═══ DATA SHOWN ═══
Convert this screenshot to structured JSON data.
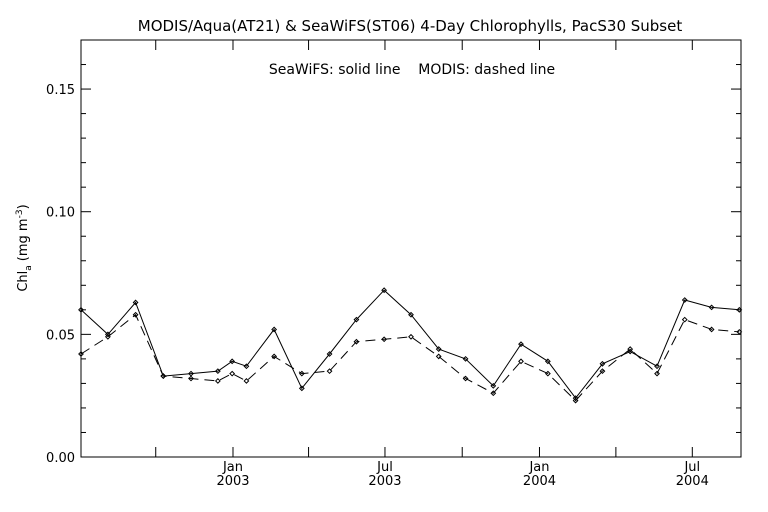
{
  "chart_data": {
    "type": "line",
    "title": "MODIS/Aqua(AT21) & SeaWiFS(ST06) 4-Day Chlorophylls, PacS30 Subset",
    "annotation": "SeaWiFS: solid line    MODIS: dashed line",
    "ylabel_main": "Chl",
    "ylabel_sub": "a",
    "ylabel_unit": "(mg m",
    "ylabel_exp": "-3",
    "ylabel_close": ")",
    "ylim": [
      0.0,
      0.17
    ],
    "yticks": [
      {
        "value": 0.0,
        "label": "0.00"
      },
      {
        "value": 0.05,
        "label": "0.05"
      },
      {
        "value": 0.1,
        "label": "0.10"
      },
      {
        "value": 0.15,
        "label": "0.15"
      }
    ],
    "xlim": [
      "2002-07-04",
      "2004-08-28"
    ],
    "xticks": [
      {
        "date": "2003-01-01",
        "month": "Jan",
        "year": "2003"
      },
      {
        "date": "2003-07-01",
        "month": "Jul",
        "year": "2003"
      },
      {
        "date": "2004-01-01",
        "month": "Jan",
        "year": "2004"
      },
      {
        "date": "2004-07-01",
        "month": "Jul",
        "year": "2004"
      }
    ],
    "x": [
      "2002-07-04",
      "2002-08-05",
      "2002-09-07",
      "2002-10-10",
      "2002-11-12",
      "2002-12-14",
      "2002-12-31",
      "2003-01-17",
      "2003-02-19",
      "2003-03-24",
      "2003-04-26",
      "2003-05-28",
      "2003-06-30",
      "2003-08-01",
      "2003-09-03",
      "2003-10-05",
      "2003-11-07",
      "2003-12-10",
      "2004-01-11",
      "2004-02-13",
      "2004-03-16",
      "2004-04-18",
      "2004-05-20",
      "2004-06-22",
      "2004-07-24",
      "2004-08-26"
    ],
    "series": [
      {
        "name": "SeaWiFS",
        "style": "solid",
        "color": "#000000",
        "values": [
          0.06,
          0.05,
          0.063,
          0.033,
          0.034,
          0.035,
          0.039,
          0.037,
          0.052,
          0.028,
          0.042,
          0.056,
          0.068,
          0.058,
          0.044,
          0.04,
          0.029,
          0.046,
          0.039,
          0.024,
          0.038,
          0.043,
          0.037,
          0.064,
          0.061,
          0.06
        ]
      },
      {
        "name": "MODIS",
        "style": "dashed",
        "color": "#000000",
        "values": [
          0.042,
          0.049,
          0.058,
          0.033,
          0.032,
          0.031,
          0.034,
          0.031,
          0.041,
          0.034,
          0.035,
          0.047,
          0.048,
          0.049,
          0.041,
          0.032,
          0.026,
          0.039,
          0.034,
          0.023,
          0.035,
          0.044,
          0.034,
          0.056,
          0.052,
          0.051
        ]
      }
    ]
  }
}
═══
JOB - Out of the records, collect only those lines that contain the string "dashed".

OUTPUT FOR THIS TASK -
    "annotation": "SeaWiFS: solid line    MODIS: dashed line",
        "style": "dashed",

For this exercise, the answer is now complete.